Do this
Omit all images. Write out the rest of the material exactly.

------------------------------------

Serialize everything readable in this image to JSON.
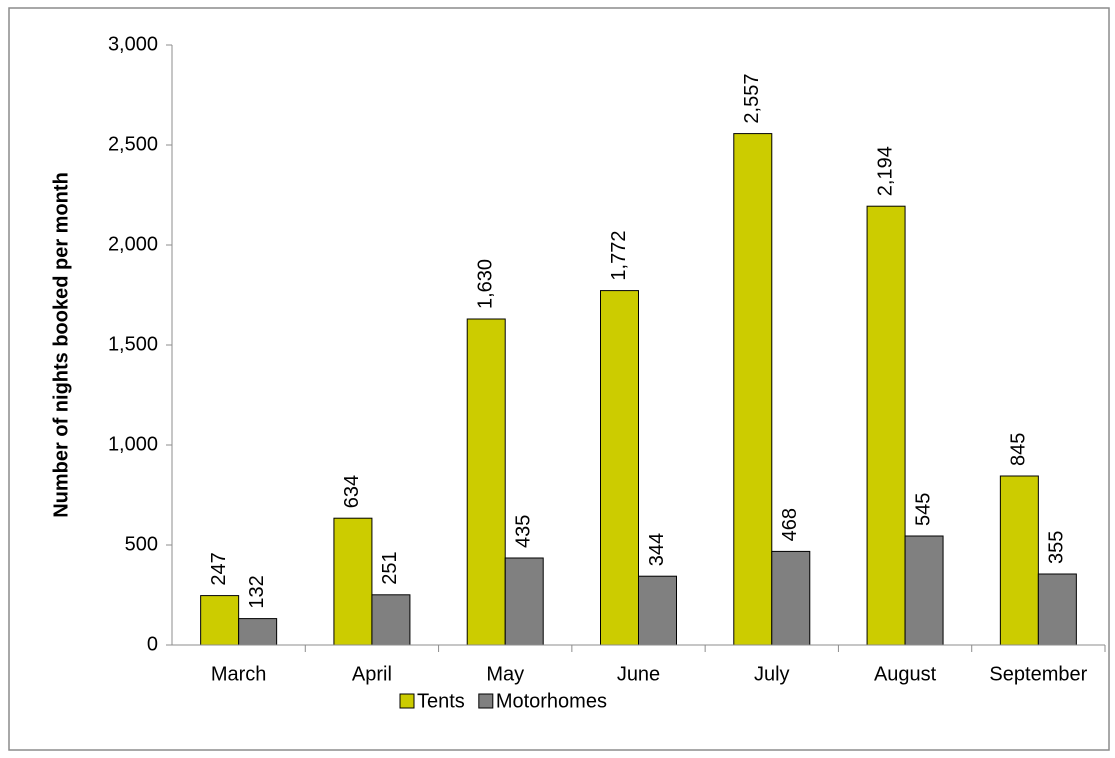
{
  "chart_data": {
    "type": "bar",
    "y_label": "Number of nights booked per month",
    "categories": [
      "March",
      "April",
      "May",
      "June",
      "July",
      "August",
      "September"
    ],
    "series": [
      {
        "name": "Tents",
        "color": "#cccc00",
        "values": [
          247,
          634,
          1630,
          1772,
          2557,
          2194,
          845
        ],
        "value_labels": [
          "247",
          "634",
          "1,630",
          "1,772",
          "2,557",
          "2,194",
          "845"
        ]
      },
      {
        "name": "Motorhomes",
        "color": "#808080",
        "values": [
          132,
          251,
          435,
          344,
          468,
          545,
          355
        ],
        "value_labels": [
          "132",
          "251",
          "435",
          "344",
          "468",
          "545",
          "355"
        ]
      }
    ],
    "ylim": [
      0,
      3000
    ],
    "yticks": [
      0,
      {
        "value": 500,
        "label": "500"
      },
      {
        "value": 1000,
        "label": "1,000"
      },
      {
        "value": 1500,
        "label": "1,500"
      },
      {
        "value": 2000,
        "label": "2,000"
      },
      {
        "value": 2500,
        "label": "2,500"
      },
      {
        "value": 3000,
        "label": "3,000"
      }
    ],
    "legend": "bottom"
  }
}
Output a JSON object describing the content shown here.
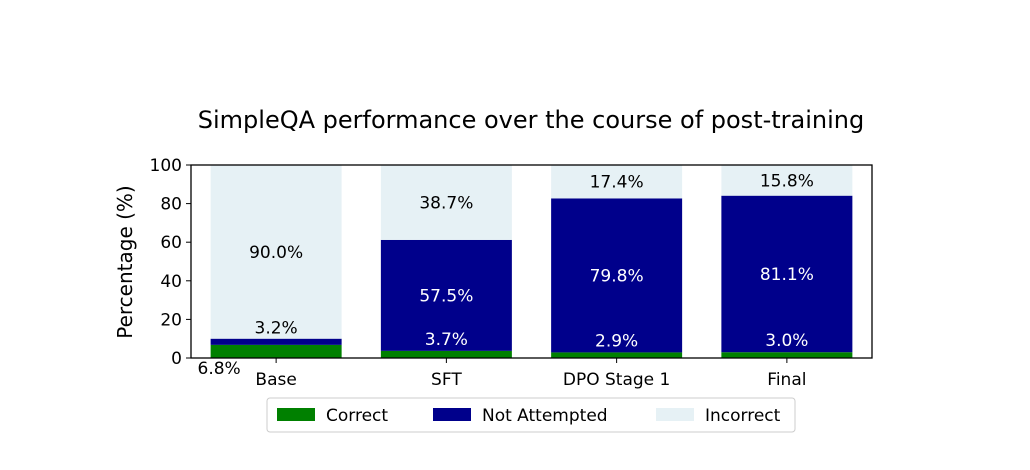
{
  "chart_data": {
    "type": "bar",
    "stacked": true,
    "title": "SimpleQA performance over the course of post-training",
    "xlabel": "",
    "ylabel": "Percentage (%)",
    "ylim": [
      0,
      100
    ],
    "yticks": [
      "0",
      "20",
      "40",
      "60",
      "80",
      "100"
    ],
    "categories": [
      "Base",
      "SFT",
      "DPO Stage 1",
      "Final"
    ],
    "series": [
      {
        "name": "Correct",
        "color": "#008000",
        "values": [
          6.8,
          3.7,
          2.9,
          3.0
        ],
        "labels": [
          "6.8%",
          "3.7%",
          "2.9%",
          "3.0%"
        ]
      },
      {
        "name": "Not Attempted",
        "color": "#00008b",
        "values": [
          3.2,
          57.5,
          79.8,
          81.1
        ],
        "labels": [
          "3.2%",
          "57.5%",
          "79.8%",
          "81.1%"
        ]
      },
      {
        "name": "Incorrect",
        "color": "#e6f1f5",
        "values": [
          90.0,
          38.7,
          17.4,
          15.8
        ],
        "labels": [
          "90.0%",
          "38.7%",
          "17.4%",
          "15.8%"
        ]
      }
    ],
    "legend_position": "bottom-center",
    "grid": false
  }
}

------------------------------------

Result below
Serialize everything readable in this image to JSON.
{
  "chart_data": {
    "type": "bar",
    "y_label": "Number of nights booked per month",
    "categories": [
      "March",
      "April",
      "May",
      "June",
      "July",
      "August",
      "September"
    ],
    "series": [
      {
        "name": "Tents",
        "color": "#cccc00",
        "values": [
          247,
          634,
          1630,
          1772,
          2557,
          2194,
          845
        ],
        "value_labels": [
          "247",
          "634",
          "1,630",
          "1,772",
          "2,557",
          "2,194",
          "845"
        ]
      },
      {
        "name": "Motorhomes",
        "color": "#808080",
        "values": [
          132,
          251,
          435,
          344,
          468,
          545,
          355
        ],
        "value_labels": [
          "132",
          "251",
          "435",
          "344",
          "468",
          "545",
          "355"
        ]
      }
    ],
    "ylim": [
      0,
      3000
    ],
    "yticks": [
      0,
      {
        "value": 500,
        "label": "500"
      },
      {
        "value": 1000,
        "label": "1,000"
      },
      {
        "value": 1500,
        "label": "1,500"
      },
      {
        "value": 2000,
        "label": "2,000"
      },
      {
        "value": 2500,
        "label": "2,500"
      },
      {
        "value": 3000,
        "label": "3,000"
      }
    ],
    "legend": "bottom"
  }
}
Output a JSON object describing the content shown here.
{
  "chart_data": {
    "type": "bar",
    "stacked": true,
    "title": "SimpleQA performance over the course of post-training",
    "xlabel": "",
    "ylabel": "Percentage (%)",
    "ylim": [
      0,
      100
    ],
    "yticks": [
      "0",
      "20",
      "40",
      "60",
      "80",
      "100"
    ],
    "categories": [
      "Base",
      "SFT",
      "DPO Stage 1",
      "Final"
    ],
    "series": [
      {
        "name": "Correct",
        "color": "#008000",
        "values": [
          6.8,
          3.7,
          2.9,
          3.0
        ],
        "labels": [
          "6.8%",
          "3.7%",
          "2.9%",
          "3.0%"
        ]
      },
      {
        "name": "Not Attempted",
        "color": "#00008b",
        "values": [
          3.2,
          57.5,
          79.8,
          81.1
        ],
        "labels": [
          "3.2%",
          "57.5%",
          "79.8%",
          "81.1%"
        ]
      },
      {
        "name": "Incorrect",
        "color": "#e6f1f5",
        "values": [
          90.0,
          38.7,
          17.4,
          15.8
        ],
        "labels": [
          "90.0%",
          "38.7%",
          "17.4%",
          "15.8%"
        ]
      }
    ],
    "legend_position": "bottom-center",
    "grid": false
  }
}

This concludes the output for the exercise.